Extracted data entries:
-- Begin --
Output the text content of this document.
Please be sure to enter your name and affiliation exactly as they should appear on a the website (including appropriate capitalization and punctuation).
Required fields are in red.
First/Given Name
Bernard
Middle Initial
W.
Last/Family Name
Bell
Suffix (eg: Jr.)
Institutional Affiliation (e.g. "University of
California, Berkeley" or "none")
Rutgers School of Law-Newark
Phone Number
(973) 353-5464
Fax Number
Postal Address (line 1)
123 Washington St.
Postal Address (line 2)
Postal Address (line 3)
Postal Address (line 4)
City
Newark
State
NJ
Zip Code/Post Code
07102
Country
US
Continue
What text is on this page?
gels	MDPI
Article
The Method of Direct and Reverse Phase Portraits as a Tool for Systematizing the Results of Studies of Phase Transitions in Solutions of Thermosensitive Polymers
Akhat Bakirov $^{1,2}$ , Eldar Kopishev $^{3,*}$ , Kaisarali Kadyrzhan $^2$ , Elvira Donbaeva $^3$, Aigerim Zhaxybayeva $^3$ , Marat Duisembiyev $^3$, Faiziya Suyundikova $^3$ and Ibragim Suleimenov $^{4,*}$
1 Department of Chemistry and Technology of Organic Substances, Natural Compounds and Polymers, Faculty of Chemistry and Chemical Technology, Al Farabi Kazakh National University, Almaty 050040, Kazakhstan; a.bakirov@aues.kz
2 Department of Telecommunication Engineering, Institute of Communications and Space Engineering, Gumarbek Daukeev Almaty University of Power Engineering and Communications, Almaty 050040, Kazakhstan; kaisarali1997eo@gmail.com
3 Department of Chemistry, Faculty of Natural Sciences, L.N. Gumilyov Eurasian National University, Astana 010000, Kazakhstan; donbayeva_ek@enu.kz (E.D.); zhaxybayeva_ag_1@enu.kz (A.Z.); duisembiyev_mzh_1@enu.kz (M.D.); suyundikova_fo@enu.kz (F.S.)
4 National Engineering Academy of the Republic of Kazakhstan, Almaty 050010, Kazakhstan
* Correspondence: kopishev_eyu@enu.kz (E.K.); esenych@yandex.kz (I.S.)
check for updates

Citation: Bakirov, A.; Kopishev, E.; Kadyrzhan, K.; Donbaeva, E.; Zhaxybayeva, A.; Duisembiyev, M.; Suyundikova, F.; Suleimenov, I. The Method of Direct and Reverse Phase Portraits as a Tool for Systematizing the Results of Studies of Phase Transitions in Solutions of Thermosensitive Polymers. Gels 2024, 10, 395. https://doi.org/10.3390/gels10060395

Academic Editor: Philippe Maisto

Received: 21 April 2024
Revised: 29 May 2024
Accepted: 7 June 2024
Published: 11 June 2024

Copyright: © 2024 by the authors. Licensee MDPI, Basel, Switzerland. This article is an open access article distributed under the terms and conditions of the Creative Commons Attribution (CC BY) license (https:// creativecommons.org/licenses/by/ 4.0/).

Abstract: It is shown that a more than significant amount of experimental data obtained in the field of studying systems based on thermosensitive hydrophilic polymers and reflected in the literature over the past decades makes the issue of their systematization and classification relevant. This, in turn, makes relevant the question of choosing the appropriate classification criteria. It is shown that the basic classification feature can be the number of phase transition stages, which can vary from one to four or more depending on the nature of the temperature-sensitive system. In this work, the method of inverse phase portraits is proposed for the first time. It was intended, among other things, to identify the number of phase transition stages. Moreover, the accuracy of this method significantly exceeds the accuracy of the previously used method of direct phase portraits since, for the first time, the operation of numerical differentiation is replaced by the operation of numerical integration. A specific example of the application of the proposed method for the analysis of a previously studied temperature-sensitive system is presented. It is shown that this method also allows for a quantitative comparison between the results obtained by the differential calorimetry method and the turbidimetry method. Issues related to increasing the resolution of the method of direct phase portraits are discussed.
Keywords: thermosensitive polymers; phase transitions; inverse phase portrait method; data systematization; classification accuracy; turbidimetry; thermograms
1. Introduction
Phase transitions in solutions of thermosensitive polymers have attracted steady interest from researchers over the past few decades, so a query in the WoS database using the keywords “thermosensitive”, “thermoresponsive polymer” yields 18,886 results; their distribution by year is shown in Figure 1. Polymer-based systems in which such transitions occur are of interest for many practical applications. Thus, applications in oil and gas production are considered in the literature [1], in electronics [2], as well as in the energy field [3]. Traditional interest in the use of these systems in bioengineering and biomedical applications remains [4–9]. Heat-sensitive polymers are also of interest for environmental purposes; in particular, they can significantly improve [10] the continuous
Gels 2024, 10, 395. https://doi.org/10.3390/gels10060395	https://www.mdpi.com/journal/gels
-- End --
■ Problem description ■
Show the data once more, exactly as it was written.

■ Written reply ■
Output the text content of this document.
Please be sure to enter your name and affiliation exactly as they should appear on a the website (including appropriate capitalization and punctuation).
Required fields are in red.
First/Given Name
Bernard
Middle Initial
W.
Last/Family Name
Bell
Suffix (eg: Jr.)
Institutional Affiliation (e.g. "University of
California, Berkeley" or "none")
Rutgers School of Law-Newark
Phone Number
(973) 353-5464
Fax Number
Postal Address (line 1)
123 Washington St.
Postal Address (line 2)
Postal Address (line 3)
Postal Address (line 4)
City
Newark
State
NJ
Zip Code/Post Code
07102
Country
US
Continue
What text is on this page?
gels	MDPI
Article
The Method of Direct and Reverse Phase Portraits as a Tool for Systematizing the Results of Studies of Phase Transitions in Solutions of Thermosensitive Polymers
Akhat Bakirov $^{1,2}$ , Eldar Kopishev $^{3,*}$ , Kaisarali Kadyrzhan $^2$ , Elvira Donbaeva $^3$, Aigerim Zhaxybayeva $^3$ , Marat Duisembiyev $^3$, Faiziya Suyundikova $^3$ and Ibragim Suleimenov $^{4,*}$
1 Department of Chemistry and Technology of Organic Substances, Natural Compounds and Polymers, Faculty of Chemistry and Chemical Technology, Al Farabi Kazakh National University, Almaty 050040, Kazakhstan; a.bakirov@aues.kz
2 Department of Telecommunication Engineering, Institute of Communications and Space Engineering, Gumarbek Daukeev Almaty University of Power Engineering and Communications, Almaty 050040, Kazakhstan; kaisarali1997eo@gmail.com
3 Department of Chemistry, Faculty of Natural Sciences, L.N. Gumilyov Eurasian National University, Astana 010000, Kazakhstan; donbayeva_ek@enu.kz (E.D.); zhaxybayeva_ag_1@enu.kz (A.Z.); duisembiyev_mzh_1@enu.kz (M.D.); suyundikova_fo@enu.kz (F.S.)
4 National Engineering Academy of the Republic of Kazakhstan, Almaty 050010, Kazakhstan
* Correspondence: kopishev_eyu@enu.kz (E.K.); esenych@yandex.kz (I.S.)
check for updates

Citation: Bakirov, A.; Kopishev, E.; Kadyrzhan, K.; Donbaeva, E.; Zhaxybayeva, A.; Duisembiyev, M.; Suyundikova, F.; Suleimenov, I. The Method of Direct and Reverse Phase Portraits as a Tool for Systematizing the Results of Studies of Phase Transitions in Solutions of Thermosensitive Polymers. Gels 2024, 10, 395. https://doi.org/10.3390/gels10060395

Academic Editor: Philippe Maisto

Received: 21 April 2024
Revised: 29 May 2024
Accepted: 7 June 2024
Published: 11 June 2024

Copyright: © 2024 by the authors. Licensee MDPI, Basel, Switzerland. This article is an open access article distributed under the terms and conditions of the Creative Commons Attribution (CC BY) license (https:// creativecommons.org/licenses/by/ 4.0/).

Abstract: It is shown that a more than significant amount of experimental data obtained in the field of studying systems based on thermosensitive hydrophilic polymers and reflected in the literature over the past decades makes the issue of their systematization and classification relevant. This, in turn, makes relevant the question of choosing the appropriate classification criteria. It is shown that the basic classification feature can be the number of phase transition stages, which can vary from one to four or more depending on the nature of the temperature-sensitive system. In this work, the method of inverse phase portraits is proposed for the first time. It was intended, among other things, to identify the number of phase transition stages. Moreover, the accuracy of this method significantly exceeds the accuracy of the previously used method of direct phase portraits since, for the first time, the operation of numerical differentiation is replaced by the operation of numerical integration. A specific example of the application of the proposed method for the analysis of a previously studied temperature-sensitive system is presented. It is shown that this method also allows for a quantitative comparison between the results obtained by the differential calorimetry method and the turbidimetry method. Issues related to increasing the resolution of the method of direct phase portraits are discussed.
Keywords: thermosensitive polymers; phase transitions; inverse phase portrait method; data systematization; classification accuracy; turbidimetry; thermograms
1. Introduction
Phase transitions in solutions of thermosensitive polymers have attracted steady interest from researchers over the past few decades, so a query in the WoS database using the keywords “thermosensitive”, “thermoresponsive polymer” yields 18,886 results; their distribution by year is shown in Figure 1. Polymer-based systems in which such transitions occur are of interest for many practical applications. Thus, applications in oil and gas production are considered in the literature [1], in electronics [2], as well as in the energy field [3]. Traditional interest in the use of these systems in bioengineering and biomedical applications remains [4–9]. Heat-sensitive polymers are also of interest for environmental purposes; in particular, they can significantly improve [10] the continuous
Gels 2024, 10, 395. https://doi.org/10.3390/gels10060395	https://www.mdpi.com/journal/gels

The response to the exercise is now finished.